> [目的 1] 動画像符号化装置についての抜粋に照らし、次の (a)〜(c) が本文と一致するかをそれぞれ「はい」か「いいえ」で答え、判断の根拠となる本文の語句をそのまま引用してください。(a) 出力部14は、送信機とそれに接続されたアンテナを備える構成をとりうる。(b) 記憶部12は、処理部13により符号化された動画像データを記憶してもよい。(c) 信号取得部11が取得した動画像データは、出力部14に渡される。
> [目的 2] 動画像符号化装置についての抜粋の続きを、最後の文の次から書いてください。

そして信号取得部11は、記憶部12及び処理部13と接続される。信号取得部11により取得された動画像データは、処理部13に渡される。
出力部14は、処理部13により生成された、符号化された動画像データを含むデータストリームを他の装置に出力する。そのために、出力部14は、例えば、そのデータストリームを所定の信号形式に変換して無線発信する送信機及びその送信機に接続されたアンテナを有する。あるいは、出力部14は、動画像符号化装置1を通信ネットワーク(図示せず)に接続するための通信インターフェース及びその制御回路を有してもよい。また、この場合には、信号取得部11と出力部14は、一体的に形成されてもよい。
記憶部12は、例えば、半導体メモリ、磁気ディスク装置、または光ディスク装置のうちの少なくとも何れか一つを有する。そして記憶部12は、動画像符号化装置1で使用されるコンピュータプログラム及び各種のデータを記憶する。また記憶部12は、信号取得部11を介して受信した動画像データ、あるいは処理部13により符号化された動画像データを記憶してもよい。

> [一覧]
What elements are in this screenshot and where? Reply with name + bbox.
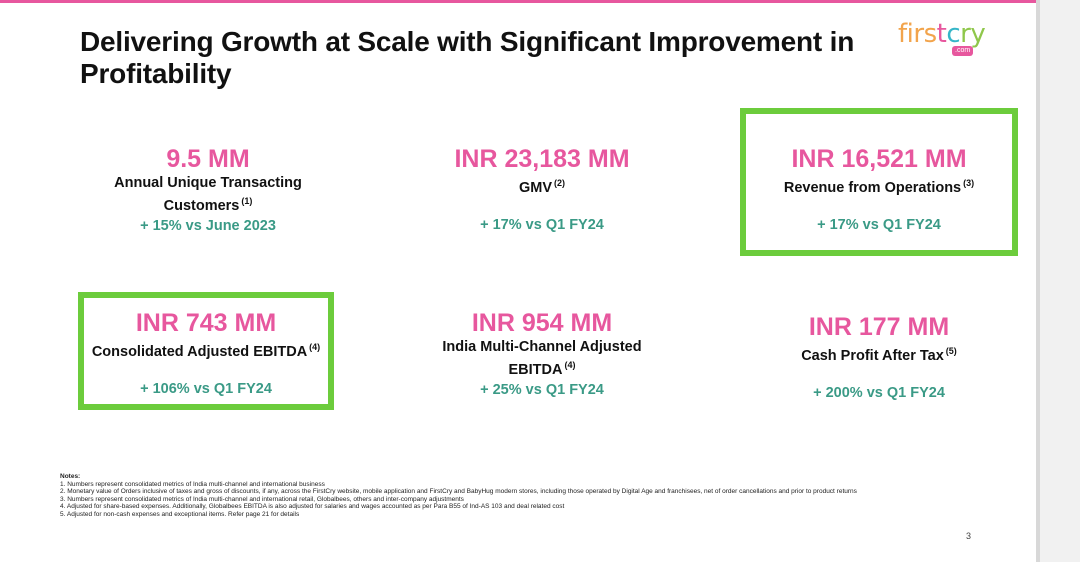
metric-growth: + 200% vs Q1 FY24 bbox=[813, 385, 945, 401]
metric-india-ebitda: INR 954 MM India Multi-Channel Adjusted … bbox=[420, 308, 664, 399]
metric-label: GMV (2) bbox=[518, 178, 566, 196]
metric-label: Consolidated Adjusted EBITDA (4) bbox=[91, 342, 321, 360]
metric-growth: + 17% vs Q1 FY24 bbox=[817, 217, 941, 233]
top-accent-bar bbox=[0, 0, 1036, 3]
highlight-box-ebitda bbox=[78, 292, 334, 410]
footnote-item: 3. Numbers represent consolidated metric… bbox=[60, 495, 464, 503]
page-number: 3 bbox=[966, 531, 972, 541]
metric-value: INR 743 MM bbox=[135, 309, 277, 337]
metric-value: INR 954 MM bbox=[471, 309, 613, 337]
viewer-edge bbox=[1036, 0, 1040, 562]
metric-value: INR 177 MM bbox=[808, 313, 950, 341]
metric-cash-profit: INR 177 MM Cash Profit After Tax (5) + 20… bbox=[750, 312, 1008, 402]
metric-consolidated-ebitda: INR 743 MM Consolidated Adjusted EBITDA(… bbox=[84, 308, 328, 398]
metric-growth: + 15% vs June 2023 bbox=[140, 218, 276, 234]
slide: Delivering Growth at Scale with Signific… bbox=[0, 0, 1036, 562]
metric-customers: 9.5 MM Annual Unique Transacting Custome… bbox=[90, 144, 326, 235]
metric-growth: + 25% vs Q1 FY24 bbox=[480, 382, 604, 398]
metric-label: Annual Unique Transacting Customers (1) bbox=[114, 175, 302, 214]
slide-title: Delivering Growth at Scale with Signific… bbox=[80, 26, 855, 89]
metric-value: 9.5 MM bbox=[166, 145, 250, 173]
metric-label: Cash Profit After Tax (5) bbox=[801, 346, 957, 364]
metric-revenue: INR 16,521 MM Revenue from Operations (3)… bbox=[750, 144, 1008, 234]
metric-label: Revenue from Operations (3) bbox=[783, 178, 975, 196]
footnote-item: 2. Monetary value of Orders inclusive of… bbox=[60, 488, 857, 496]
footnotes: Notes: 1. Numbers represent consolidated… bbox=[60, 473, 980, 519]
metric-value: INR 23,183 MM bbox=[454, 145, 630, 173]
metric-gmv: INR 23,183 MM GMV (2) + 17% vs Q1 FY24 bbox=[400, 144, 684, 234]
metric-label: India Multi-Channel Adjusted EBITDA (4) bbox=[442, 339, 642, 378]
footnote-item: 4. Adjusted for share-based expenses. Ad… bbox=[60, 503, 565, 511]
metric-growth: + 17% vs Q1 FY24 bbox=[480, 217, 604, 233]
metric-value: INR 16,521 MM bbox=[791, 145, 967, 173]
firstcry-logo: firstcry .com bbox=[898, 19, 986, 56]
footnote-item: 1. Numbers represent consolidated metric… bbox=[60, 480, 325, 488]
notes-heading: Notes: bbox=[60, 473, 81, 480]
footnote-item: 5. Adjusted for non-cash expenses and ex… bbox=[60, 510, 300, 518]
metric-growth: + 106% vs Q1 FY24 bbox=[140, 381, 272, 397]
highlight-box-revenue bbox=[740, 108, 1018, 256]
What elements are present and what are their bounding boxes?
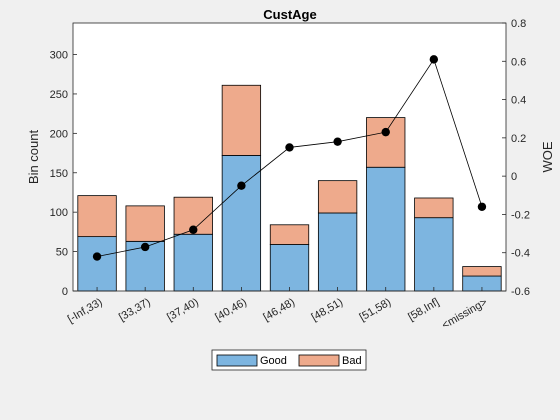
- x-tick-label-0: [-Inf,33): [66, 296, 105, 325]
- bar-good-7: [414, 217, 454, 292]
- bar-good-3: [221, 155, 262, 292]
- left-axis-ticks: 0 50 100 150 200 250 300: [50, 50, 77, 298]
- right-tick-label-4: 0.2: [511, 133, 526, 145]
- bar-bad-4: [269, 224, 310, 245]
- left-tick-label-1: 50: [56, 247, 68, 259]
- woe-line-group: [92, 55, 487, 261]
- bar-bad-7: [414, 197, 454, 219]
- right-axis-ticks: -0.6 -0.4 -0.2 0 0.2 0.4 0.6 0.8: [502, 18, 530, 298]
- left-tick-label-3: 150: [50, 168, 68, 180]
- x-tick-label-2: [37,40): [165, 296, 201, 324]
- x-tick-label-8: <missing>: [440, 296, 489, 331]
- bar-good-0: [77, 236, 117, 292]
- x-tick-label-7: [58,Inf]: [406, 296, 441, 323]
- legend-swatch-good: [216, 354, 258, 367]
- legend-swatch-bad: [298, 354, 340, 367]
- woe-point-5: [333, 137, 342, 146]
- legend-label-good: Good: [260, 355, 287, 367]
- right-tick-label-1: -0.4: [511, 248, 530, 260]
- chart-title: CustAge: [263, 7, 316, 22]
- woe-point-6: [381, 127, 390, 137]
- x-tick-label-3: [40,46): [213, 296, 249, 324]
- legend-label-bad: Bad: [342, 355, 362, 367]
- bars-group: [77, 84, 502, 292]
- right-tick-label-3: 0: [511, 171, 517, 183]
- bar-good-4: [269, 244, 310, 292]
- x-tick-label-1: [33,37): [117, 296, 153, 324]
- woe-point-8: [477, 202, 487, 211]
- right-tick-label-2: -0.2: [511, 209, 530, 221]
- bar-bad-0: [77, 195, 117, 238]
- x-tick-label-5: [48,51): [309, 296, 345, 324]
- bar-bad-3: [221, 84, 262, 156]
- woe-point-7: [429, 55, 439, 64]
- y2-axis-label: WOE: [540, 141, 555, 172]
- bar-good-6: [366, 166, 406, 292]
- x-tick-label-4: [46,48): [261, 296, 297, 324]
- left-tick-label-2: 100: [50, 207, 68, 219]
- left-tick-label-0: 0: [62, 286, 68, 298]
- left-tick-label-4: 200: [50, 128, 68, 140]
- x-axis-ticks: [-Inf,33) [33,37) [37,40) [40,46) [46,48) [48…: [66, 287, 489, 332]
- woe-point-3: [237, 181, 246, 190]
- woe-point-0: [92, 252, 102, 261]
- bar-good-2: [173, 233, 213, 292]
- x-tick-label-6: [51,58): [358, 296, 394, 324]
- y-axis-label: Bin count: [26, 130, 41, 185]
- right-tick-label-6: 0.6: [511, 56, 526, 68]
- left-tick-label-5: 250: [50, 89, 68, 101]
- legend: Good Bad: [211, 349, 367, 371]
- bar-bad-6: [366, 117, 406, 168]
- bar-bad-1: [125, 205, 165, 242]
- right-tick-label-0: -0.6: [511, 286, 530, 298]
- bar-bad-5: [317, 180, 358, 214]
- woe-point-1: [140, 242, 150, 252]
- left-tick-label-6: 300: [50, 50, 68, 62]
- bar-bad-8: [462, 266, 502, 277]
- woe-point-2: [189, 225, 198, 234]
- bar-good-5: [317, 212, 358, 292]
- right-tick-label-7: 0.8: [511, 18, 526, 30]
- right-tick-label-5: 0.4: [511, 95, 526, 107]
- woe-point-4: [285, 143, 294, 152]
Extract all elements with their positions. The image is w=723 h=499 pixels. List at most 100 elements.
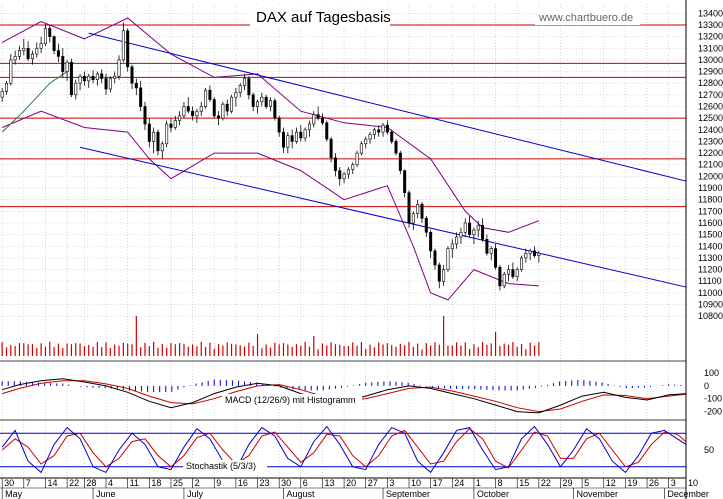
candle-body: [173, 120, 177, 128]
candle-body: [208, 89, 212, 100]
candle-body: [368, 134, 372, 140]
price-tick-label: 10900: [698, 300, 723, 310]
month-label: August: [286, 489, 315, 499]
month-label: December: [667, 489, 709, 499]
candle-body: [247, 78, 251, 96]
candle-body: [299, 131, 303, 139]
day-tick-label: 17: [433, 478, 443, 488]
candle-body: [403, 170, 407, 194]
candle-body: [303, 129, 307, 139]
candle-body: [147, 123, 151, 142]
candle-body: [186, 106, 190, 112]
day-tick-label: 28: [86, 478, 96, 488]
month-label: May: [5, 489, 23, 499]
candle-body: [533, 250, 537, 256]
channel-line-upper: [88, 32, 687, 182]
day-tick-label: 10: [411, 478, 421, 488]
candle-body: [286, 135, 290, 148]
chart-title: DAX auf Tagesbasis: [256, 9, 391, 26]
bollinger-upper-band: [1, 17, 539, 233]
candle-body: [269, 100, 273, 107]
candle-body: [316, 114, 320, 119]
candle-body: [446, 248, 450, 270]
moving-average-line: [1, 71, 68, 133]
stochastic-label: Stochastik (5/3/3): [186, 461, 256, 471]
candle-body: [377, 129, 381, 133]
day-tick-label: 30: [281, 478, 291, 488]
candle-body: [416, 204, 420, 214]
candle-body: [225, 103, 229, 112]
candle-body: [502, 273, 506, 287]
candle-body: [139, 87, 143, 107]
candle-body: [450, 243, 454, 249]
candle-body: [407, 192, 411, 224]
day-tick-label: 16: [238, 478, 248, 488]
candle-body: [429, 232, 433, 252]
day-tick-label: 22: [69, 478, 79, 488]
watermark: www.chartbuero.de: [538, 12, 633, 24]
day-tick-label: 12: [606, 478, 616, 488]
candle-body: [108, 78, 112, 90]
candles: [0, 22, 541, 291]
candle-body: [420, 204, 424, 219]
candle-body: [281, 131, 285, 148]
price-tick-label: 12500: [698, 113, 723, 123]
candle-body: [178, 115, 182, 121]
day-tick-label: 6: [303, 478, 308, 488]
candle-body: [160, 143, 164, 152]
day-tick-label: 18: [151, 478, 161, 488]
candle-body: [113, 75, 117, 79]
candle-body: [35, 47, 39, 55]
month-label: November: [576, 489, 618, 499]
trend-channel: [79, 32, 687, 288]
candle-body: [143, 106, 147, 125]
day-tick-label: 25: [173, 478, 183, 488]
candle-body: [48, 28, 52, 37]
candle-body: [43, 28, 47, 44]
candle-body: [221, 103, 225, 119]
price-tick-label: 11400: [698, 241, 722, 251]
candle-body: [117, 59, 121, 77]
price-tick-label: 11500: [698, 230, 722, 240]
stoch-tick-label: 50: [704, 445, 714, 455]
candle-body: [524, 252, 528, 259]
candle-body: [290, 135, 294, 142]
candle-body: [424, 218, 428, 233]
price-tick-label: 11900: [698, 183, 722, 193]
day-tick-label: 20: [346, 478, 356, 488]
candle-body: [126, 30, 130, 68]
candle-body: [390, 131, 394, 142]
candle-body: [91, 75, 95, 81]
candle-body: [78, 75, 82, 84]
day-tick-label: 19: [627, 478, 637, 488]
candle-body: [411, 213, 415, 224]
candle-body: [264, 96, 268, 107]
candle-body: [511, 269, 515, 277]
candle-body: [355, 152, 359, 166]
bollinger-lower-band: [2, 110, 539, 301]
price-tick-label: 12000: [698, 171, 723, 181]
candle-body: [364, 138, 368, 145]
day-tick-label: 3: [671, 478, 676, 488]
price-tick-label: 12200: [698, 148, 723, 158]
candle-body: [372, 129, 376, 135]
candle-body: [468, 222, 472, 235]
month-label: October: [477, 489, 509, 499]
day-tick-label: 1: [476, 478, 481, 488]
price-tick-label: 13200: [698, 32, 723, 42]
candle-body: [437, 264, 441, 282]
price-tick-label: 12800: [698, 78, 723, 88]
day-tick-label: 24: [454, 478, 464, 488]
day-tick-label: 2: [195, 478, 200, 488]
day-tick-label: 22: [541, 478, 551, 488]
macd-label-box: [222, 394, 362, 406]
macd-tick-label: -100: [704, 394, 722, 404]
price-tick-label: 13400: [698, 8, 723, 18]
candle-body: [39, 43, 43, 49]
candle-body: [104, 78, 108, 90]
day-tick-label: 10: [688, 478, 698, 488]
candle-body: [494, 248, 498, 268]
candle-body: [13, 56, 17, 61]
candle-body: [17, 50, 21, 57]
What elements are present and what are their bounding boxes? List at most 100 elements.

> [結果 1]
(a) はい:「送信機及びその送信機に接続されたアンテナを有する」
(b) はい:「あるいは処理部13により符号化された動画像データを記憶してもよい」
(c) いいえ:「信号取得部11により取得された動画像データは、処理部13に渡される。」

> [結果 2]
処理部13は、1個または複数個のプロセッサと、メモリと、その周辺回路を有する。そして処理部13は、信号取得部11を介して取得した動画像データを符号化することにより、その動画像データのデータ量を圧縮する。
図2は、動画像データを符号化するために実現される機能を示す処理部13の機能ブロック図である。図2に示されるように、処理部13は、予測誤差信号生成部21と、直交変換部22と、量子化部23と、符号化部24と、逆量子化部25と、逆直交変換部26と、復号画像生成部27と、復号画像記憶部28と、動きベクトル計算部29と、インター予測画像生成部30と、イントラ予測画像生成部31と、予測画像選択部32と、ピクチャ情報量制御部33とを有する。処理部13が有する、復号画像記憶部28以外の各部は、処理部13が有するプロセッサ上で実行されるコンピュータプログラムによって実装される機能モジュールである。また復号画像記憶部28は、処理部13が有するメモリとすることができる。あるいは、処理部13が有するこれらの各部は、それぞれ別個の演算回路あるいはそれら演算回路が集積された一つの集積回路として動画像符号化装置1に実装されてもよい。
予測誤差信号生成部21は、入力された動画像データのうち、符号化対象となる現在のピクチャを、所定数のピクセルを持つ複数のブロックに分割する。このブロックを、以下ではマクロブロックと呼ぶ。また、マクロブロックは、例えば、16×16個のピクセルを含む。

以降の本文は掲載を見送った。